• **Goal of the exercise**: Where the data below has the string "this", return the whole line.

* Start *

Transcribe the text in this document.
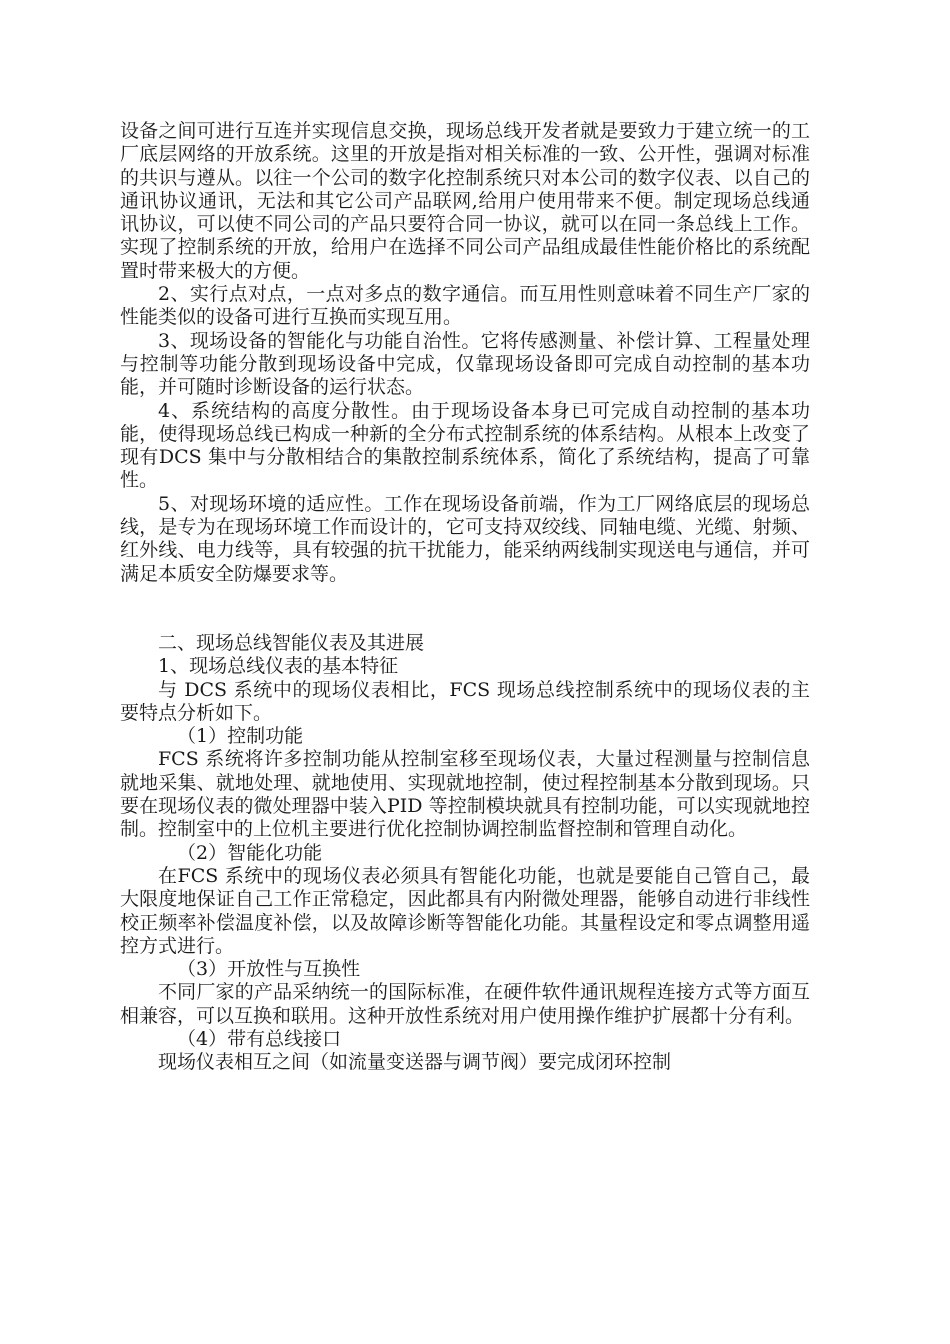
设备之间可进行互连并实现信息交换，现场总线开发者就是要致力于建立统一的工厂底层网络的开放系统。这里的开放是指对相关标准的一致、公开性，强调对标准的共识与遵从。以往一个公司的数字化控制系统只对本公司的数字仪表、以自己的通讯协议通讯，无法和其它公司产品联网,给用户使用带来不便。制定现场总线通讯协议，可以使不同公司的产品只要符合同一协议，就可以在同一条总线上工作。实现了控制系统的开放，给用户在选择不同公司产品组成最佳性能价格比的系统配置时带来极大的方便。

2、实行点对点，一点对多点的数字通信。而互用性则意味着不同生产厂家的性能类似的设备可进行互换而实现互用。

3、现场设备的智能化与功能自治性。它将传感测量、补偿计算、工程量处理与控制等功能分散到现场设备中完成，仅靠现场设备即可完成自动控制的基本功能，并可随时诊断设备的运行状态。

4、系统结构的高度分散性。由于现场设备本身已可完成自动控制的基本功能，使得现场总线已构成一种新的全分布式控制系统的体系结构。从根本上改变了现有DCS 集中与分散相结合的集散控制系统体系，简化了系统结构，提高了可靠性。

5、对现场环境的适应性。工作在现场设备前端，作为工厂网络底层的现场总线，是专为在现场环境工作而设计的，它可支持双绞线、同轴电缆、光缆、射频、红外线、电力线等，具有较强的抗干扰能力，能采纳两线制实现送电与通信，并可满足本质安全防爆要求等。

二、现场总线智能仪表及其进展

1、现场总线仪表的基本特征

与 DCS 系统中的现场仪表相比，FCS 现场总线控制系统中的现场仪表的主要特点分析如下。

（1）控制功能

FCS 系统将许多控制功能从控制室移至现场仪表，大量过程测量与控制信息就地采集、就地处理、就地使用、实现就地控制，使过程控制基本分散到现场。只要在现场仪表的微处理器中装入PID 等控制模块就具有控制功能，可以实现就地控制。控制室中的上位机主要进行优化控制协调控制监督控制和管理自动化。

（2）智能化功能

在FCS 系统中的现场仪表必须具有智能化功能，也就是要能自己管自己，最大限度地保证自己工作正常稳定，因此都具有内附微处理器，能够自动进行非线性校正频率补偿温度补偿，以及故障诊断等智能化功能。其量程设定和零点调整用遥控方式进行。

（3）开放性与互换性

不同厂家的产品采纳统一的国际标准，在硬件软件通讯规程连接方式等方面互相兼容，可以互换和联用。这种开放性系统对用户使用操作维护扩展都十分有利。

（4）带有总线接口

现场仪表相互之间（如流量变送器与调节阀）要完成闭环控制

* End *
* Start *

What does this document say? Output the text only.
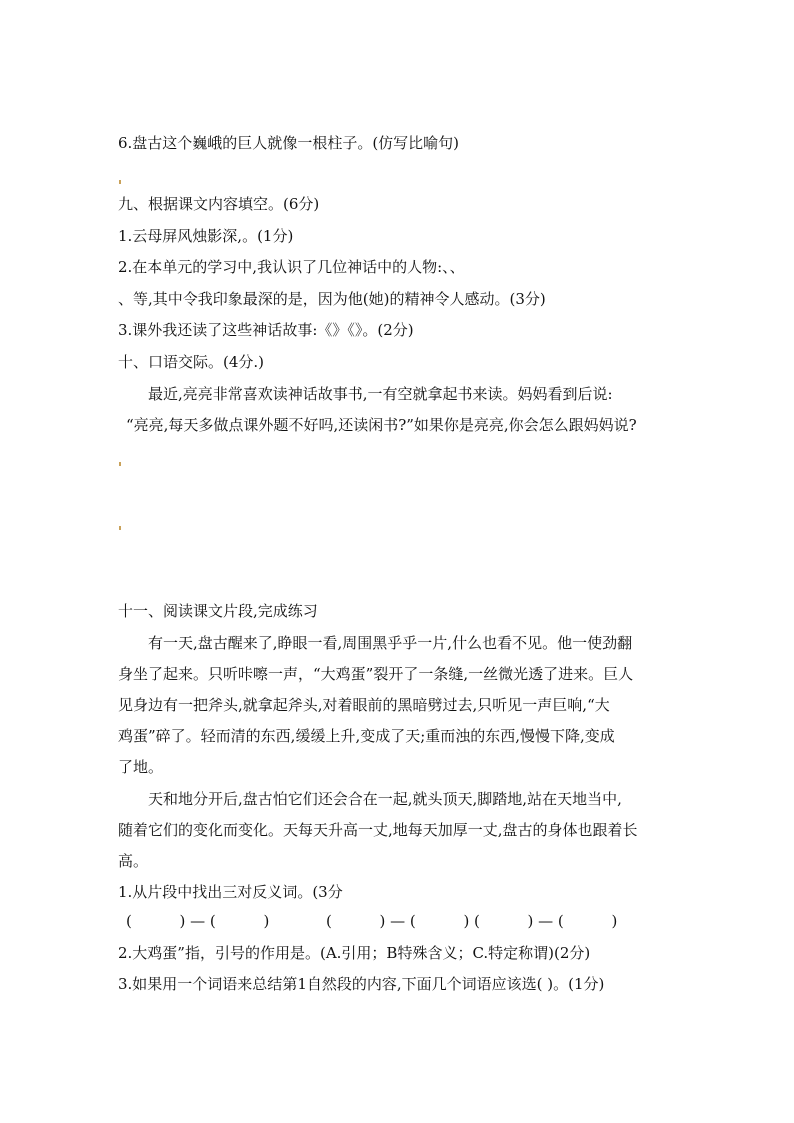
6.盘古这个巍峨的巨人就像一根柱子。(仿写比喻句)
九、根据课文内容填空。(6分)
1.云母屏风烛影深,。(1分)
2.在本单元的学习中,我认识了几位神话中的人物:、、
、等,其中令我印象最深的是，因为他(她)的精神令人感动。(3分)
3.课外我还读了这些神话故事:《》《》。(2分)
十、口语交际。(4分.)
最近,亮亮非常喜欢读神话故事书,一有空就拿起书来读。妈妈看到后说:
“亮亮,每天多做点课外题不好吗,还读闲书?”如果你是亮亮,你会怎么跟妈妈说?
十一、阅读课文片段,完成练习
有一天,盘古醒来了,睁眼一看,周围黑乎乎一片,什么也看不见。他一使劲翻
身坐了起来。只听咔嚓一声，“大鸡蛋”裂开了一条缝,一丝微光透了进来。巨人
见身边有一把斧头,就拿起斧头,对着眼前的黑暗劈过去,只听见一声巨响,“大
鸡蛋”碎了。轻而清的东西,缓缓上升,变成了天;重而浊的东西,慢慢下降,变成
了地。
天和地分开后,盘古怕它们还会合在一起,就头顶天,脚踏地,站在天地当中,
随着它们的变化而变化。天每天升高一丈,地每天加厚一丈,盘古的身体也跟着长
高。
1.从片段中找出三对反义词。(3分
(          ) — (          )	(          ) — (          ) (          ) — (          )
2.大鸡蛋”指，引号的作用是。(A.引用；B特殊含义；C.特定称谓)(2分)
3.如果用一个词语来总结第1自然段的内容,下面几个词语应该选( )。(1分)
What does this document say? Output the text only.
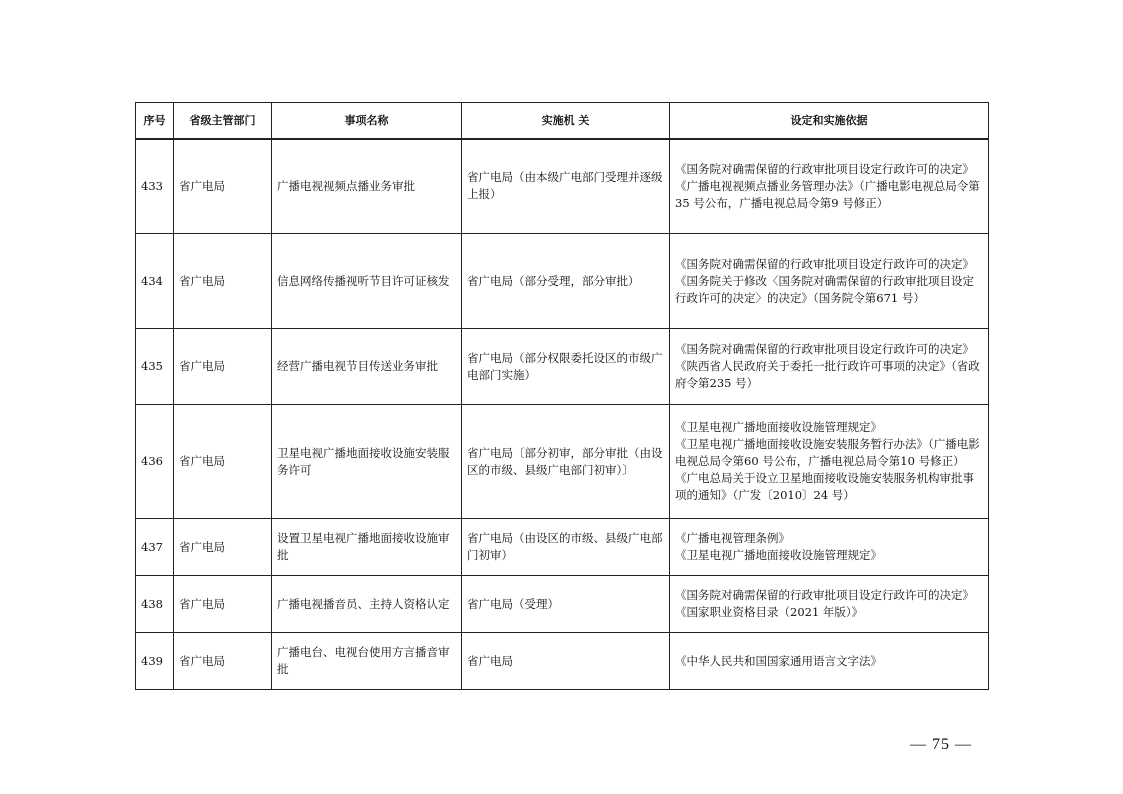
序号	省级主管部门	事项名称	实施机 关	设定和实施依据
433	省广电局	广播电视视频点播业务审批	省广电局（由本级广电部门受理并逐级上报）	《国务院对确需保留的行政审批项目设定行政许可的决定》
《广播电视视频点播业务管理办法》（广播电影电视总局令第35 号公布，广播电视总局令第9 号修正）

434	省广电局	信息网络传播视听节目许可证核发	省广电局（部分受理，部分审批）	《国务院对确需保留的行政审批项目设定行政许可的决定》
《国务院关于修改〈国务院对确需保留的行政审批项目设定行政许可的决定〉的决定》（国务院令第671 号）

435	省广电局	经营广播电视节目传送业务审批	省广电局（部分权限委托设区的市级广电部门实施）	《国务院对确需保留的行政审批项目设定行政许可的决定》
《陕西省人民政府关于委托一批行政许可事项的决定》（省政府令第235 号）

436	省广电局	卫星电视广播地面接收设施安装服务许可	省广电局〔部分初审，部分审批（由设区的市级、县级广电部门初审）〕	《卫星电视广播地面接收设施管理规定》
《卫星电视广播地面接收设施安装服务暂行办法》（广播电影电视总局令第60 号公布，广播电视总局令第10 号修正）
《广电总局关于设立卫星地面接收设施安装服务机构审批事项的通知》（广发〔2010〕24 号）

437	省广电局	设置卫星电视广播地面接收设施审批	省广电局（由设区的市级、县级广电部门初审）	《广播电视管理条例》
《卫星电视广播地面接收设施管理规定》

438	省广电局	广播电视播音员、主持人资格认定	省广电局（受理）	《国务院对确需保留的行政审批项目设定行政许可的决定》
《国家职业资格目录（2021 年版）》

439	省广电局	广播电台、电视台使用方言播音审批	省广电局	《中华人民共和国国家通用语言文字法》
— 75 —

* End *
* Start *

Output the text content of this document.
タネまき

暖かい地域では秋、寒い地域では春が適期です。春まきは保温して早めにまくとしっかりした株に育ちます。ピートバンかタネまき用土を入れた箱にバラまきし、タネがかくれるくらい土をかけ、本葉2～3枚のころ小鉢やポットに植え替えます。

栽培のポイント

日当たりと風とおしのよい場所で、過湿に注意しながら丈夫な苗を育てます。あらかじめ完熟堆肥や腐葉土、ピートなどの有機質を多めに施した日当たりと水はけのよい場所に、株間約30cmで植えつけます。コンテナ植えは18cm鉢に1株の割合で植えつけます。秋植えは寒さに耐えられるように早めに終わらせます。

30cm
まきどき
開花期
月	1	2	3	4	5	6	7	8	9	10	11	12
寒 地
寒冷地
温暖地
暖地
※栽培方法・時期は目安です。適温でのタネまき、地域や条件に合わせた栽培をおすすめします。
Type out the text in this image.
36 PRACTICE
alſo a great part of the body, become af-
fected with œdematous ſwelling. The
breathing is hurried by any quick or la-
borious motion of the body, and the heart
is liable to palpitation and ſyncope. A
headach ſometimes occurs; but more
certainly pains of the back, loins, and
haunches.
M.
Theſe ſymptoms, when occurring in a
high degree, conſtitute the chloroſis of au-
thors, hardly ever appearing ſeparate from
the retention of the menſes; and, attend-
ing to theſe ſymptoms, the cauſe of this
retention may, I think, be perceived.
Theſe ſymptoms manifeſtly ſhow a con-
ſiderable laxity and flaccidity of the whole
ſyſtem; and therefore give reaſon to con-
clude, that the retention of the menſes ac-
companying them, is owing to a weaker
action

* End *

• **Response to the exercise**:
Transcribe the text in this document.
What does this document say? Output the text only.
What does this document say? Output the text only.
Output the text content of this document.
Type out the text in this image.
ing to theſe ſymptoms, the cauſe of this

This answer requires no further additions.